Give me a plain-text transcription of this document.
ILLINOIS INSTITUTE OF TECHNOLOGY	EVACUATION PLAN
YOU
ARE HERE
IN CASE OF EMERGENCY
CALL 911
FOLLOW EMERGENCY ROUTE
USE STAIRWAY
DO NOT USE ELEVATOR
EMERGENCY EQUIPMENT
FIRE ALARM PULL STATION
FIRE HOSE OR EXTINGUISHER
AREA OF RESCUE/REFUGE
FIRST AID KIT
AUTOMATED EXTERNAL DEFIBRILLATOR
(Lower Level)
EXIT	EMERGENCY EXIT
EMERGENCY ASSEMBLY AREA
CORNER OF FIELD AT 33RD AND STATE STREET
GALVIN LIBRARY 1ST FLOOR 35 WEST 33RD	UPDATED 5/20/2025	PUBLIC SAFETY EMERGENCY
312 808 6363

────────

=== What you will do ===
Write an exact transcription of every entry above.

=== Written solution ===
Give me a plain-text transcription of this document.
ILLINOIS INSTITUTE OF TECHNOLOGY	EVACUATION PLAN
YOU
ARE HERE
IN CASE OF EMERGENCY
CALL 911
FOLLOW EMERGENCY ROUTE
USE STAIRWAY
DO NOT USE ELEVATOR
EMERGENCY EQUIPMENT
FIRE ALARM PULL STATION
FIRE HOSE OR EXTINGUISHER
AREA OF RESCUE/REFUGE
FIRST AID KIT
AUTOMATED EXTERNAL DEFIBRILLATOR
(Lower Level)
EXIT	EMERGENCY EXIT
EMERGENCY ASSEMBLY AREA
CORNER OF FIELD AT 33RD AND STATE STREET
GALVIN LIBRARY 1ST FLOOR 35 WEST 33RD	UPDATED 5/20/2025	PUBLIC SAFETY EMERGENCY
312 808 6363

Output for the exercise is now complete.